BEGIN Records shown

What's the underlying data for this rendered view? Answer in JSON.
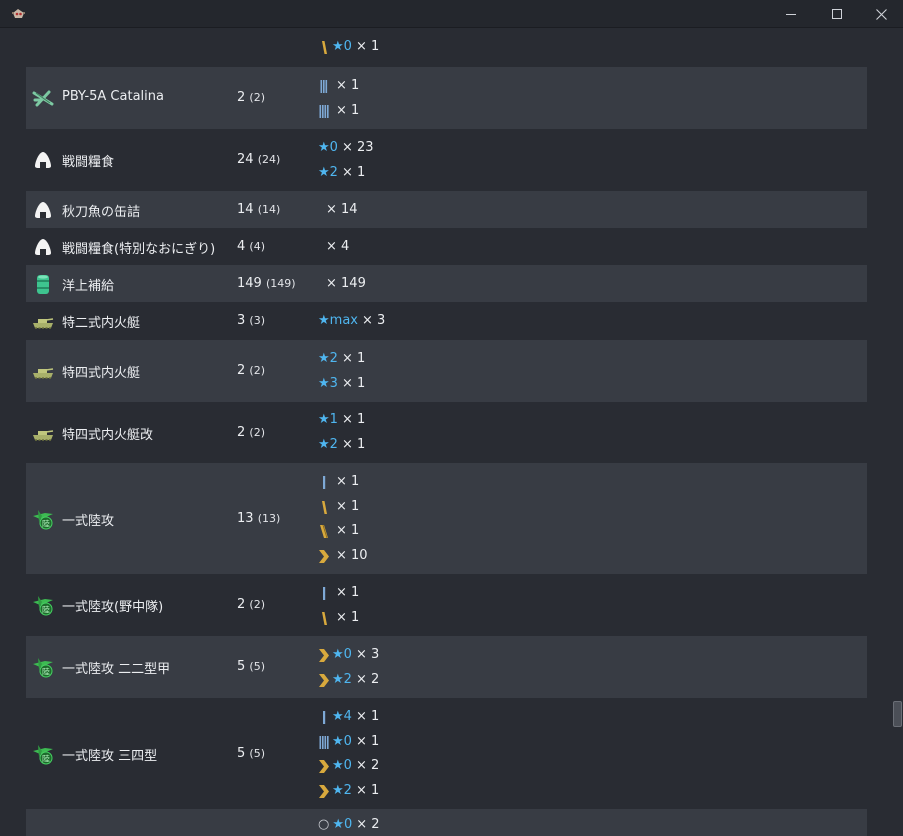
{
  "window": {
    "controls": {
      "minimize": "minimize",
      "maximize": "maximize",
      "close": "close"
    }
  },
  "rows": [
    {
      "name": "",
      "count": "",
      "count_sub": "",
      "icon": "none",
      "details": [
        {
          "prof": "single-yellow",
          "star": "★0",
          "mult": "× 1"
        }
      ]
    },
    {
      "name": "PBY-5A Catalina",
      "count": "2",
      "count_sub": "(2)",
      "icon": "seaplane-icon",
      "details": [
        {
          "prof": "triple-blue",
          "star": "",
          "mult": "× 1"
        },
        {
          "prof": "quad-blue",
          "star": "",
          "mult": "× 1"
        }
      ]
    },
    {
      "name": "戦闘糧食",
      "count": "24",
      "count_sub": "(24)",
      "icon": "onigiri-icon",
      "details": [
        {
          "prof": "none",
          "star": "★0",
          "mult": "× 23"
        },
        {
          "prof": "none",
          "star": "★2",
          "mult": "× 1"
        }
      ]
    },
    {
      "name": "秋刀魚の缶詰",
      "count": "14",
      "count_sub": "(14)",
      "icon": "onigiri-icon",
      "details": [
        {
          "prof": "none",
          "star": "",
          "mult": "× 14"
        }
      ]
    },
    {
      "name": "戦闘糧食(特別なおにぎり)",
      "count": "4",
      "count_sub": "(4)",
      "icon": "onigiri-icon",
      "details": [
        {
          "prof": "none",
          "star": "",
          "mult": "× 4"
        }
      ]
    },
    {
      "name": "洋上補給",
      "count": "149",
      "count_sub": "(149)",
      "icon": "drum-icon",
      "details": [
        {
          "prof": "none",
          "star": "",
          "mult": "× 149"
        }
      ]
    },
    {
      "name": "特二式内火艇",
      "count": "3",
      "count_sub": "(3)",
      "icon": "tank-icon",
      "details": [
        {
          "prof": "none",
          "star": "★max",
          "mult": "× 3"
        }
      ]
    },
    {
      "name": "特四式内火艇",
      "count": "2",
      "count_sub": "(2)",
      "icon": "tank-icon",
      "details": [
        {
          "prof": "none",
          "star": "★2",
          "mult": "× 1"
        },
        {
          "prof": "none",
          "star": "★3",
          "mult": "× 1"
        }
      ]
    },
    {
      "name": "特四式内火艇改",
      "count": "2",
      "count_sub": "(2)",
      "icon": "tank-icon",
      "details": [
        {
          "prof": "none",
          "star": "★1",
          "mult": "× 1"
        },
        {
          "prof": "none",
          "star": "★2",
          "mult": "× 1"
        }
      ]
    },
    {
      "name": "一式陸攻",
      "count": "13",
      "count_sub": "(13)",
      "icon": "land-bomber-icon",
      "details": [
        {
          "prof": "single-blue",
          "star": "",
          "mult": "× 1"
        },
        {
          "prof": "single-yellow",
          "star": "",
          "mult": "× 1"
        },
        {
          "prof": "double-yellow",
          "star": "",
          "mult": "× 1"
        },
        {
          "prof": "chevron-yellow",
          "star": "",
          "mult": "× 10"
        }
      ]
    },
    {
      "name": "一式陸攻(野中隊)",
      "count": "2",
      "count_sub": "(2)",
      "icon": "land-bomber-icon",
      "details": [
        {
          "prof": "single-blue",
          "star": "",
          "mult": "× 1"
        },
        {
          "prof": "single-yellow",
          "star": "",
          "mult": "× 1"
        }
      ]
    },
    {
      "name": "一式陸攻 二二型甲",
      "count": "5",
      "count_sub": "(5)",
      "icon": "land-bomber-icon",
      "details": [
        {
          "prof": "chevron-yellow",
          "star": "★0",
          "mult": "× 3"
        },
        {
          "prof": "chevron-yellow",
          "star": "★2",
          "mult": "× 2"
        }
      ]
    },
    {
      "name": "一式陸攻 三四型",
      "count": "5",
      "count_sub": "(5)",
      "icon": "land-bomber-icon",
      "details": [
        {
          "prof": "single-blue",
          "star": "★4",
          "mult": "× 1"
        },
        {
          "prof": "quad-blue",
          "star": "★0",
          "mult": "× 1"
        },
        {
          "prof": "chevron-yellow",
          "star": "★0",
          "mult": "× 2"
        },
        {
          "prof": "chevron-yellow",
          "star": "★2",
          "mult": "× 1"
        }
      ]
    },
    {
      "name": "",
      "count": "",
      "count_sub": "",
      "icon": "none",
      "details": [
        {
          "prof": "circle",
          "star": "★0",
          "mult": "× 2"
        }
      ]
    }
  ]
}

END Records shown

■ Work required ■
Print out the material word for word, omitting the pictures.

■ Response for this exercise ■
What's the underlying data for this rendered view? Answer in JSON.
{
  "window": {
    "controls": {
      "minimize": "minimize",
      "maximize": "maximize",
      "close": "close"
    }
  },
  "rows": [
    {
      "name": "",
      "count": "",
      "count_sub": "",
      "icon": "none",
      "details": [
        {
          "prof": "single-yellow",
          "star": "★0",
          "mult": "× 1"
        }
      ]
    },
    {
      "name": "PBY-5A Catalina",
      "count": "2",
      "count_sub": "(2)",
      "icon": "seaplane-icon",
      "details": [
        {
          "prof": "triple-blue",
          "star": "",
          "mult": "× 1"
        },
        {
          "prof": "quad-blue",
          "star": "",
          "mult": "× 1"
        }
      ]
    },
    {
      "name": "戦闘糧食",
      "count": "24",
      "count_sub": "(24)",
      "icon": "onigiri-icon",
      "details": [
        {
          "prof": "none",
          "star": "★0",
          "mult": "× 23"
        },
        {
          "prof": "none",
          "star": "★2",
          "mult": "× 1"
        }
      ]
    },
    {
      "name": "秋刀魚の缶詰",
      "count": "14",
      "count_sub": "(14)",
      "icon": "onigiri-icon",
      "details": [
        {
          "prof": "none",
          "star": "",
          "mult": "× 14"
        }
      ]
    },
    {
      "name": "戦闘糧食(特別なおにぎり)",
      "count": "4",
      "count_sub": "(4)",
      "icon": "onigiri-icon",
      "details": [
        {
          "prof": "none",
          "star": "",
          "mult": "× 4"
        }
      ]
    },
    {
      "name": "洋上補給",
      "count": "149",
      "count_sub": "(149)",
      "icon": "drum-icon",
      "details": [
        {
          "prof": "none",
          "star": "",
          "mult": "× 149"
        }
      ]
    },
    {
      "name": "特二式内火艇",
      "count": "3",
      "count_sub": "(3)",
      "icon": "tank-icon",
      "details": [
        {
          "prof": "none",
          "star": "★max",
          "mult": "× 3"
        }
      ]
    },
    {
      "name": "特四式内火艇",
      "count": "2",
      "count_sub": "(2)",
      "icon": "tank-icon",
      "details": [
        {
          "prof": "none",
          "star": "★2",
          "mult": "× 1"
        },
        {
          "prof": "none",
          "star": "★3",
          "mult": "× 1"
        }
      ]
    },
    {
      "name": "特四式内火艇改",
      "count": "2",
      "count_sub": "(2)",
      "icon": "tank-icon",
      "details": [
        {
          "prof": "none",
          "star": "★1",
          "mult": "× 1"
        },
        {
          "prof": "none",
          "star": "★2",
          "mult": "× 1"
        }
      ]
    },
    {
      "name": "一式陸攻",
      "count": "13",
      "count_sub": "(13)",
      "icon": "land-bomber-icon",
      "details": [
        {
          "prof": "single-blue",
          "star": "",
          "mult": "× 1"
        },
        {
          "prof": "single-yellow",
          "star": "",
          "mult": "× 1"
        },
        {
          "prof": "double-yellow",
          "star": "",
          "mult": "× 1"
        },
        {
          "prof": "chevron-yellow",
          "star": "",
          "mult": "× 10"
        }
      ]
    },
    {
      "name": "一式陸攻(野中隊)",
      "count": "2",
      "count_sub": "(2)",
      "icon": "land-bomber-icon",
      "details": [
        {
          "prof": "single-blue",
          "star": "",
          "mult": "× 1"
        },
        {
          "prof": "single-yellow",
          "star": "",
          "mult": "× 1"
        }
      ]
    },
    {
      "name": "一式陸攻 二二型甲",
      "count": "5",
      "count_sub": "(5)",
      "icon": "land-bomber-icon",
      "details": [
        {
          "prof": "chevron-yellow",
          "star": "★0",
          "mult": "× 3"
        },
        {
          "prof": "chevron-yellow",
          "star": "★2",
          "mult": "× 2"
        }
      ]
    },
    {
      "name": "一式陸攻 三四型",
      "count": "5",
      "count_sub": "(5)",
      "icon": "land-bomber-icon",
      "details": [
        {
          "prof": "single-blue",
          "star": "★4",
          "mult": "× 1"
        },
        {
          "prof": "quad-blue",
          "star": "★0",
          "mult": "× 1"
        },
        {
          "prof": "chevron-yellow",
          "star": "★0",
          "mult": "× 2"
        },
        {
          "prof": "chevron-yellow",
          "star": "★2",
          "mult": "× 1"
        }
      ]
    },
    {
      "name": "",
      "count": "",
      "count_sub": "",
      "icon": "none",
      "details": [
        {
          "prof": "circle",
          "star": "★0",
          "mult": "× 2"
        }
      ]
    }
  ]
}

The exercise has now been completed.